◆ EXERCISE DESCRIPTION ◆
Report, word for word, every line of the material that contains "ylabel".

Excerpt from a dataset
================================
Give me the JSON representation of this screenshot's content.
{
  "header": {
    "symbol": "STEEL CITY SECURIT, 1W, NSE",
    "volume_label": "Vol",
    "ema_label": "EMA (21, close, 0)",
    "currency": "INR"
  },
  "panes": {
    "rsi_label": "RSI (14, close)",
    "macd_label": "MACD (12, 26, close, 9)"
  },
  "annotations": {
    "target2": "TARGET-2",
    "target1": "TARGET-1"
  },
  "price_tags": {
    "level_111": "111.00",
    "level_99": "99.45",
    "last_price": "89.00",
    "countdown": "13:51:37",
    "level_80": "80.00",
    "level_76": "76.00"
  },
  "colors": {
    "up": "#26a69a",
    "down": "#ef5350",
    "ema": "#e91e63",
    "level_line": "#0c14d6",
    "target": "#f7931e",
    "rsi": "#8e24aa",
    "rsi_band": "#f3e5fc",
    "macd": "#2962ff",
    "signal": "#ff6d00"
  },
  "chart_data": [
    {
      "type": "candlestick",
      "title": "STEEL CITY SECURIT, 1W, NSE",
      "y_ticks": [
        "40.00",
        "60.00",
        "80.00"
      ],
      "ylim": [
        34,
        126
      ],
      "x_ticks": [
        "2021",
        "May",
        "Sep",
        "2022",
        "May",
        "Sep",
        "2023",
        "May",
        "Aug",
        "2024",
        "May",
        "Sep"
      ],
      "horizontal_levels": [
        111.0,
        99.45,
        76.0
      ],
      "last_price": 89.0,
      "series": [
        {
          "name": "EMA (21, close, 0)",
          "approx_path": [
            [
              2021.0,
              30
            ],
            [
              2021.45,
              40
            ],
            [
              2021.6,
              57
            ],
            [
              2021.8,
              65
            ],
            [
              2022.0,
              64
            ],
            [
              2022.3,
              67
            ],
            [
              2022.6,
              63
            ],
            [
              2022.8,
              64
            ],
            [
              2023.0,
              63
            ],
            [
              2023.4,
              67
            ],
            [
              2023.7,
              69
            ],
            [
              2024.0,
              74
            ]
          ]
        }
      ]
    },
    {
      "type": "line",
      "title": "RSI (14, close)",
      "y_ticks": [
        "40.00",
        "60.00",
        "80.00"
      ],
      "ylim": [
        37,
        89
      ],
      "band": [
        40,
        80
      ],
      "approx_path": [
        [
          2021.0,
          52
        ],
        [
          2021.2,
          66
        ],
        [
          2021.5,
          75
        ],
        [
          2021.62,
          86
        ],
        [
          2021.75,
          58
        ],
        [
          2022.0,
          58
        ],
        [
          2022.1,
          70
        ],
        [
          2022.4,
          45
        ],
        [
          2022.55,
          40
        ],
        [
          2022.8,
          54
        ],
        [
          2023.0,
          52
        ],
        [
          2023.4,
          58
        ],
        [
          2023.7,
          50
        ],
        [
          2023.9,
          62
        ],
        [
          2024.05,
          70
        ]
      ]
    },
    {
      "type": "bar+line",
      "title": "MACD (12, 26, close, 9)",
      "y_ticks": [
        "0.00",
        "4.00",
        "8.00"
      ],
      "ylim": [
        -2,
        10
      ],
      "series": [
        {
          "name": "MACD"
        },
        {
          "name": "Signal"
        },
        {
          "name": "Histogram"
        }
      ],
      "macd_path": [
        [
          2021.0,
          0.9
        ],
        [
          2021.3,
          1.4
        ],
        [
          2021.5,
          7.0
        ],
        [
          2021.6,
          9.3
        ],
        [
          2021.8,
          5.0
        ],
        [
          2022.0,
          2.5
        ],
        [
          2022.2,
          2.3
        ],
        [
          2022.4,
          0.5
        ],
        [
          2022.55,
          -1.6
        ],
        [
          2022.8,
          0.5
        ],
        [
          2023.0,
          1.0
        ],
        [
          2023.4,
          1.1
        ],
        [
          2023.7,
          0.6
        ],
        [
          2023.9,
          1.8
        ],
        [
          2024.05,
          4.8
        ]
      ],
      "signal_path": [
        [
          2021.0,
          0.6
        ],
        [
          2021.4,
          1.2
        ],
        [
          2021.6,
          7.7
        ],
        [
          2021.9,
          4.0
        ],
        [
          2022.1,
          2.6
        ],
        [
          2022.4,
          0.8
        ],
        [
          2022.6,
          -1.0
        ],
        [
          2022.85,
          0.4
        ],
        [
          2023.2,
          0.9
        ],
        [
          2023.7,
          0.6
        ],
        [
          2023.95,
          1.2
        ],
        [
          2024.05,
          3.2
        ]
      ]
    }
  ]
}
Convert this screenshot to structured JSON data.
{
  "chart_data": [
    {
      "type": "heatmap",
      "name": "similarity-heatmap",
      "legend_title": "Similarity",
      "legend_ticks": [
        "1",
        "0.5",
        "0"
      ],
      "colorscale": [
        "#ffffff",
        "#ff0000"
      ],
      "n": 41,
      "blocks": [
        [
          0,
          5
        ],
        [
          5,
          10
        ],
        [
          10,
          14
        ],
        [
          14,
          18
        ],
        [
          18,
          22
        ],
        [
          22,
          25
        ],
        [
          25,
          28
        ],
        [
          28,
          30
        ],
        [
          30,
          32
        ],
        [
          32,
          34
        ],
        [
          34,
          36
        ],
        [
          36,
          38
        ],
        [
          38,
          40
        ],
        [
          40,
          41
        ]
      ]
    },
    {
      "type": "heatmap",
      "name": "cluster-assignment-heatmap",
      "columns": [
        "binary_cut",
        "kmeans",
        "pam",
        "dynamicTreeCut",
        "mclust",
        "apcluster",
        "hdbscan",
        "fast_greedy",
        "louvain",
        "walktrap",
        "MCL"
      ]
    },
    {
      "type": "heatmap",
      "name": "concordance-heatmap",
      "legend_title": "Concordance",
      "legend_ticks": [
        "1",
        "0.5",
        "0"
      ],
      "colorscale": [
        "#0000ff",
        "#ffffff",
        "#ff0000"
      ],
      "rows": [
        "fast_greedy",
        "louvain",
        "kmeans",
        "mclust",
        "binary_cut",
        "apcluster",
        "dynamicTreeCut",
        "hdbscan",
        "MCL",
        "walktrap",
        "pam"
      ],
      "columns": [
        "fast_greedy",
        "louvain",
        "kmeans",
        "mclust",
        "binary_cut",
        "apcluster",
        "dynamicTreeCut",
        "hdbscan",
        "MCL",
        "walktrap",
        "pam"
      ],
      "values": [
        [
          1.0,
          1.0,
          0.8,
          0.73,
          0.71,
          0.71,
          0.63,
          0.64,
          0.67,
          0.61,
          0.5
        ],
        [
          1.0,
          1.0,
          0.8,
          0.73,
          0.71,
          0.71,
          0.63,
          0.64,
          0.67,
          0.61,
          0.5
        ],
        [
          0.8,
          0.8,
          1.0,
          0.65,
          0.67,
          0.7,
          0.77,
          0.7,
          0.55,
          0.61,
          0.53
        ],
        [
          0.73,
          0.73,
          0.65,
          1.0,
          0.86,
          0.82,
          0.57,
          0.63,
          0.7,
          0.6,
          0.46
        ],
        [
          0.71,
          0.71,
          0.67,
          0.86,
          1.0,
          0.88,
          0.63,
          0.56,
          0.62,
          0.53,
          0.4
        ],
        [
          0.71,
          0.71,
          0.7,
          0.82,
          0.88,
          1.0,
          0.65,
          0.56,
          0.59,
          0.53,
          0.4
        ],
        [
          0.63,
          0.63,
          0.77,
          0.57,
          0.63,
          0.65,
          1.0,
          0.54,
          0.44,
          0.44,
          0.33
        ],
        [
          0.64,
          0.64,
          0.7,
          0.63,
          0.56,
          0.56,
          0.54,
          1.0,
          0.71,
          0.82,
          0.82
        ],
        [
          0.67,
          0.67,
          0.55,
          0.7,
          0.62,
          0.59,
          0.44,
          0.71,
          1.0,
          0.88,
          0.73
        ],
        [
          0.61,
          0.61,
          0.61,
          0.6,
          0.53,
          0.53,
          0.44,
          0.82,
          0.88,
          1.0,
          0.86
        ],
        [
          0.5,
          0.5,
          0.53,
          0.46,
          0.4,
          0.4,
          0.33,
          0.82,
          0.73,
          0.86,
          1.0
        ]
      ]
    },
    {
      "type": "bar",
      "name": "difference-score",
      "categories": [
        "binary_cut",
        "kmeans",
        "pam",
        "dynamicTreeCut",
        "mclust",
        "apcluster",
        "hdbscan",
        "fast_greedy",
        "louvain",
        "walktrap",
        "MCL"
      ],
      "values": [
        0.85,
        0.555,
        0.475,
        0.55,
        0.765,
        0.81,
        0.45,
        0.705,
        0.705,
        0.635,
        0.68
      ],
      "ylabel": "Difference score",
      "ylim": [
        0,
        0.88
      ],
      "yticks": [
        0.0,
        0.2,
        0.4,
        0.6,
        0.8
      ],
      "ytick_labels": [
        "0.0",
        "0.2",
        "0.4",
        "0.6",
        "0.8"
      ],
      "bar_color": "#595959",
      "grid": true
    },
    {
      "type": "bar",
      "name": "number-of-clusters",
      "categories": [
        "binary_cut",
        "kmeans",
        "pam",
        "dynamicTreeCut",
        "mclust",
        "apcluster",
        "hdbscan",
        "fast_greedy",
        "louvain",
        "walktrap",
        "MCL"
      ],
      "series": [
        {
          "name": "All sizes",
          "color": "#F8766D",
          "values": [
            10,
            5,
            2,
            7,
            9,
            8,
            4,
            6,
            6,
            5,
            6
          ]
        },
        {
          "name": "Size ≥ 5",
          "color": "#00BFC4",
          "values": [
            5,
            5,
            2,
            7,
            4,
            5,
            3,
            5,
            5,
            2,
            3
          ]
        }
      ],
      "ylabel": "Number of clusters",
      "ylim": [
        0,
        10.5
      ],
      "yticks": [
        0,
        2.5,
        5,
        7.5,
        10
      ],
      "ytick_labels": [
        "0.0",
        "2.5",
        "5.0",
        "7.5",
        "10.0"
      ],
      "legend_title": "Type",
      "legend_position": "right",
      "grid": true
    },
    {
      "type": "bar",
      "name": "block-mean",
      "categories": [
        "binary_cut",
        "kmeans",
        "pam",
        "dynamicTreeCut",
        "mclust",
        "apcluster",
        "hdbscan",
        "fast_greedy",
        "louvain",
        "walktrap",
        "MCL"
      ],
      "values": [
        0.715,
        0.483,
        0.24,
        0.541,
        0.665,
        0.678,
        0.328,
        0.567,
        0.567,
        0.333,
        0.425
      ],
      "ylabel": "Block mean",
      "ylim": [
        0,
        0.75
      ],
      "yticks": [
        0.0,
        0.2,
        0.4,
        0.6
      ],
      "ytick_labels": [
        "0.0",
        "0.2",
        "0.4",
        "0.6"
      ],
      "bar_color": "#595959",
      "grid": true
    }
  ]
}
================================
◆ EXERCISE RESPONSE ◆
      "ylabel": "Difference score",
      "ylabel": "Number of clusters",
      "ylabel": "Block mean",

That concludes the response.